__What is required__: The records should be written out in full, with nothing altered.
start
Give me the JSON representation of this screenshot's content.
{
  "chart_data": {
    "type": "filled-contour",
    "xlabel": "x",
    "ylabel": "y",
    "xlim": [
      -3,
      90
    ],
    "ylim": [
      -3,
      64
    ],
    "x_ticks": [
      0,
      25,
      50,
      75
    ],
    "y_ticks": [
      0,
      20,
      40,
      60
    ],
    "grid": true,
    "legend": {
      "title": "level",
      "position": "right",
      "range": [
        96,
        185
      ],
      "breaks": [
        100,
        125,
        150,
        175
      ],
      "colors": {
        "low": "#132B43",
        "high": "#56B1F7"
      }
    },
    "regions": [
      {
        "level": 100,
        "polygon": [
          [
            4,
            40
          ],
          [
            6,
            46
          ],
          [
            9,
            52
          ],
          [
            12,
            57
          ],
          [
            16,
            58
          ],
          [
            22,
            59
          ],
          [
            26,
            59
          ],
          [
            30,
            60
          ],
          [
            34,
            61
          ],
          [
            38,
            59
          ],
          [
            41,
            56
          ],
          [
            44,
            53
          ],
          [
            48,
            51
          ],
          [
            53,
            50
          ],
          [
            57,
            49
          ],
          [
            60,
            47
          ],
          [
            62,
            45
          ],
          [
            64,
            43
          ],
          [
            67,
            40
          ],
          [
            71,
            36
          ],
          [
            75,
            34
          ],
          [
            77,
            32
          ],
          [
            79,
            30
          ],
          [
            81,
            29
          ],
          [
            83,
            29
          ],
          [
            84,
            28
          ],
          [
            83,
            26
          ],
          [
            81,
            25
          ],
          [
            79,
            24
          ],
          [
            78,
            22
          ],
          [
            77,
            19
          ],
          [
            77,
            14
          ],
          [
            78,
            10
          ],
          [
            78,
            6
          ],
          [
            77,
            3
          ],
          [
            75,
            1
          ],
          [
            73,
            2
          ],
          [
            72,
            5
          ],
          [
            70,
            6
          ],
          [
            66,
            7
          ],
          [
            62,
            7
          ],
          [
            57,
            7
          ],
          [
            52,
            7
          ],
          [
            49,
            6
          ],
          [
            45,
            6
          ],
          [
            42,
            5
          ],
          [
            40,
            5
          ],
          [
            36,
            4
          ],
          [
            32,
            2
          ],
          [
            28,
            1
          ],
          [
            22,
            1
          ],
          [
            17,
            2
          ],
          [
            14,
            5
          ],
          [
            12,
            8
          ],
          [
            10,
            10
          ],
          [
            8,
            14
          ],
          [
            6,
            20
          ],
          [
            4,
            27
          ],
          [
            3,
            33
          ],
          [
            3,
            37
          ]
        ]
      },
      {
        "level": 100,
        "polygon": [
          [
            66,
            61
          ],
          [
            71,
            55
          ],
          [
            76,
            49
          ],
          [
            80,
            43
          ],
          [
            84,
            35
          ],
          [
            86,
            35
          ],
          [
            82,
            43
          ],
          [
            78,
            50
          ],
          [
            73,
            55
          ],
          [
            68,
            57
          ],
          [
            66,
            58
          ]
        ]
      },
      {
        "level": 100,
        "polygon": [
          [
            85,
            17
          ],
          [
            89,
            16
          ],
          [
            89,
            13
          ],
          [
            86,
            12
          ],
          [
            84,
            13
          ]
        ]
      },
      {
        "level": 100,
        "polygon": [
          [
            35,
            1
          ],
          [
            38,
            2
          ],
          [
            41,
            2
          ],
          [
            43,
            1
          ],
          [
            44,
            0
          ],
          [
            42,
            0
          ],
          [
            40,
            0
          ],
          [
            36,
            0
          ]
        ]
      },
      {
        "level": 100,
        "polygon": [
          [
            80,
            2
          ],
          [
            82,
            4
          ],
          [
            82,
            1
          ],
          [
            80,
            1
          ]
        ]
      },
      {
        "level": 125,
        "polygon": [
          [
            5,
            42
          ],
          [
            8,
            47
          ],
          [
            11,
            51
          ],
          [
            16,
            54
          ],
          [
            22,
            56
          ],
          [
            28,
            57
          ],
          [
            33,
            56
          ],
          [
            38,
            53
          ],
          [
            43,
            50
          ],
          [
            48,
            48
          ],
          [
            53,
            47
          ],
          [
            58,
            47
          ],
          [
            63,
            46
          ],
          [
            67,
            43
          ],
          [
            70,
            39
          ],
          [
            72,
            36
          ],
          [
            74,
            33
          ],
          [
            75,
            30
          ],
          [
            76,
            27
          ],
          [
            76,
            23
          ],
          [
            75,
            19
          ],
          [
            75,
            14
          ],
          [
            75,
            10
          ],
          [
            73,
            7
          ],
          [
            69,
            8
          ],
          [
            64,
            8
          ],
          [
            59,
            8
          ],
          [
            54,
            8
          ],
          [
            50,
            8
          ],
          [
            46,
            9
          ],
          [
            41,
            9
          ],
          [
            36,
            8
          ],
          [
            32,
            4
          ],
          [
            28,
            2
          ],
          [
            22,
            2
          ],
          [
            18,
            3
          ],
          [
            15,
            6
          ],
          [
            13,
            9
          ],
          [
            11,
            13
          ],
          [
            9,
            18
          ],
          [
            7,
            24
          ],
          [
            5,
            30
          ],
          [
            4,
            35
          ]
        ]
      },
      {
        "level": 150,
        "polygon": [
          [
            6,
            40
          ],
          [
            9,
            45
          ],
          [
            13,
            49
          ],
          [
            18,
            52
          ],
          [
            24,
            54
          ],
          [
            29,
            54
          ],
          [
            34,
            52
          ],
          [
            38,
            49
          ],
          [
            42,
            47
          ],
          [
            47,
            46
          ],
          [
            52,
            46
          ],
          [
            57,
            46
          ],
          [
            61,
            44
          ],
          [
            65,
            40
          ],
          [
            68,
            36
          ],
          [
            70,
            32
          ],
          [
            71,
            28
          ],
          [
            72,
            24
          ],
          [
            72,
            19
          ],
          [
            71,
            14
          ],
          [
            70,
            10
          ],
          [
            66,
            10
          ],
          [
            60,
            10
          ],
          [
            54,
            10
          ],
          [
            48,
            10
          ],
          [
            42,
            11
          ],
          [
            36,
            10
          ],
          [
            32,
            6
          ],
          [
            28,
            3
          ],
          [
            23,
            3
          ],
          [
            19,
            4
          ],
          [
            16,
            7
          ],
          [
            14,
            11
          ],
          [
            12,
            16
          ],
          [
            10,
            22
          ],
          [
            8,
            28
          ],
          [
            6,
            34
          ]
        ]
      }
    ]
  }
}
end
__Written answer__:
Give me the JSON representation of this screenshot's content.
{
  "chart_data": {
    "type": "filled-contour",
    "xlabel": "x",
    "ylabel": "y",
    "xlim": [
      -3,
      90
    ],
    "ylim": [
      -3,
      64
    ],
    "x_ticks": [
      0,
      25,
      50,
      75
    ],
    "y_ticks": [
      0,
      20,
      40,
      60
    ],
    "grid": true,
    "legend": {
      "title": "level",
      "position": "right",
      "range": [
        96,
        185
      ],
      "breaks": [
        100,
        125,
        150,
        175
      ],
      "colors": {
        "low": "#132B43",
        "high": "#56B1F7"
      }
    },
    "regions": [
      {
        "level": 100,
        "polygon": [
          [
            4,
            40
          ],
          [
            6,
            46
          ],
          [
            9,
            52
          ],
          [
            12,
            57
          ],
          [
            16,
            58
          ],
          [
            22,
            59
          ],
          [
            26,
            59
          ],
          [
            30,
            60
          ],
          [
            34,
            61
          ],
          [
            38,
            59
          ],
          [
            41,
            56
          ],
          [
            44,
            53
          ],
          [
            48,
            51
          ],
          [
            53,
            50
          ],
          [
            57,
            49
          ],
          [
            60,
            47
          ],
          [
            62,
            45
          ],
          [
            64,
            43
          ],
          [
            67,
            40
          ],
          [
            71,
            36
          ],
          [
            75,
            34
          ],
          [
            77,
            32
          ],
          [
            79,
            30
          ],
          [
            81,
            29
          ],
          [
            83,
            29
          ],
          [
            84,
            28
          ],
          [
            83,
            26
          ],
          [
            81,
            25
          ],
          [
            79,
            24
          ],
          [
            78,
            22
          ],
          [
            77,
            19
          ],
          [
            77,
            14
          ],
          [
            78,
            10
          ],
          [
            78,
            6
          ],
          [
            77,
            3
          ],
          [
            75,
            1
          ],
          [
            73,
            2
          ],
          [
            72,
            5
          ],
          [
            70,
            6
          ],
          [
            66,
            7
          ],
          [
            62,
            7
          ],
          [
            57,
            7
          ],
          [
            52,
            7
          ],
          [
            49,
            6
          ],
          [
            45,
            6
          ],
          [
            42,
            5
          ],
          [
            40,
            5
          ],
          [
            36,
            4
          ],
          [
            32,
            2
          ],
          [
            28,
            1
          ],
          [
            22,
            1
          ],
          [
            17,
            2
          ],
          [
            14,
            5
          ],
          [
            12,
            8
          ],
          [
            10,
            10
          ],
          [
            8,
            14
          ],
          [
            6,
            20
          ],
          [
            4,
            27
          ],
          [
            3,
            33
          ],
          [
            3,
            37
          ]
        ]
      },
      {
        "level": 100,
        "polygon": [
          [
            66,
            61
          ],
          [
            71,
            55
          ],
          [
            76,
            49
          ],
          [
            80,
            43
          ],
          [
            84,
            35
          ],
          [
            86,
            35
          ],
          [
            82,
            43
          ],
          [
            78,
            50
          ],
          [
            73,
            55
          ],
          [
            68,
            57
          ],
          [
            66,
            58
          ]
        ]
      },
      {
        "level": 100,
        "polygon": [
          [
            85,
            17
          ],
          [
            89,
            16
          ],
          [
            89,
            13
          ],
          [
            86,
            12
          ],
          [
            84,
            13
          ]
        ]
      },
      {
        "level": 100,
        "polygon": [
          [
            35,
            1
          ],
          [
            38,
            2
          ],
          [
            41,
            2
          ],
          [
            43,
            1
          ],
          [
            44,
            0
          ],
          [
            42,
            0
          ],
          [
            40,
            0
          ],
          [
            36,
            0
          ]
        ]
      },
      {
        "level": 100,
        "polygon": [
          [
            80,
            2
          ],
          [
            82,
            4
          ],
          [
            82,
            1
          ],
          [
            80,
            1
          ]
        ]
      },
      {
        "level": 125,
        "polygon": [
          [
            5,
            42
          ],
          [
            8,
            47
          ],
          [
            11,
            51
          ],
          [
            16,
            54
          ],
          [
            22,
            56
          ],
          [
            28,
            57
          ],
          [
            33,
            56
          ],
          [
            38,
            53
          ],
          [
            43,
            50
          ],
          [
            48,
            48
          ],
          [
            53,
            47
          ],
          [
            58,
            47
          ],
          [
            63,
            46
          ],
          [
            67,
            43
          ],
          [
            70,
            39
          ],
          [
            72,
            36
          ],
          [
            74,
            33
          ],
          [
            75,
            30
          ],
          [
            76,
            27
          ],
          [
            76,
            23
          ],
          [
            75,
            19
          ],
          [
            75,
            14
          ],
          [
            75,
            10
          ],
          [
            73,
            7
          ],
          [
            69,
            8
          ],
          [
            64,
            8
          ],
          [
            59,
            8
          ],
          [
            54,
            8
          ],
          [
            50,
            8
          ],
          [
            46,
            9
          ],
          [
            41,
            9
          ],
          [
            36,
            8
          ],
          [
            32,
            4
          ],
          [
            28,
            2
          ],
          [
            22,
            2
          ],
          [
            18,
            3
          ],
          [
            15,
            6
          ],
          [
            13,
            9
          ],
          [
            11,
            13
          ],
          [
            9,
            18
          ],
          [
            7,
            24
          ],
          [
            5,
            30
          ],
          [
            4,
            35
          ]
        ]
      },
      {
        "level": 150,
        "polygon": [
          [
            6,
            40
          ],
          [
            9,
            45
          ],
          [
            13,
            49
          ],
          [
            18,
            52
          ],
          [
            24,
            54
          ],
          [
            29,
            54
          ],
          [
            34,
            52
          ],
          [
            38,
            49
          ],
          [
            42,
            47
          ],
          [
            47,
            46
          ],
          [
            52,
            46
          ],
          [
            57,
            46
          ],
          [
            61,
            44
          ],
          [
            65,
            40
          ],
          [
            68,
            36
          ],
          [
            70,
            32
          ],
          [
            71,
            28
          ],
          [
            72,
            24
          ],
          [
            72,
            19
          ],
          [
            71,
            14
          ],
          [
            70,
            10
          ],
          [
            66,
            10
          ],
          [
            60,
            10
          ],
          [
            54,
            10
          ],
          [
            48,
            10
          ],
          [
            42,
            11
          ],
          [
            36,
            10
          ],
          [
            32,
            6
          ],
          [
            28,
            3
          ],
          [
            23,
            3
          ],
          [
            19,
            4
          ],
          [
            16,
            7
          ],
          [
            14,
            11
          ],
          [
            12,
            16
          ],
          [
            10,
            22
          ],
          [
            8,
            28
          ],
          [
            6,
            34
          ]
        ]
      }
    ]
  }
}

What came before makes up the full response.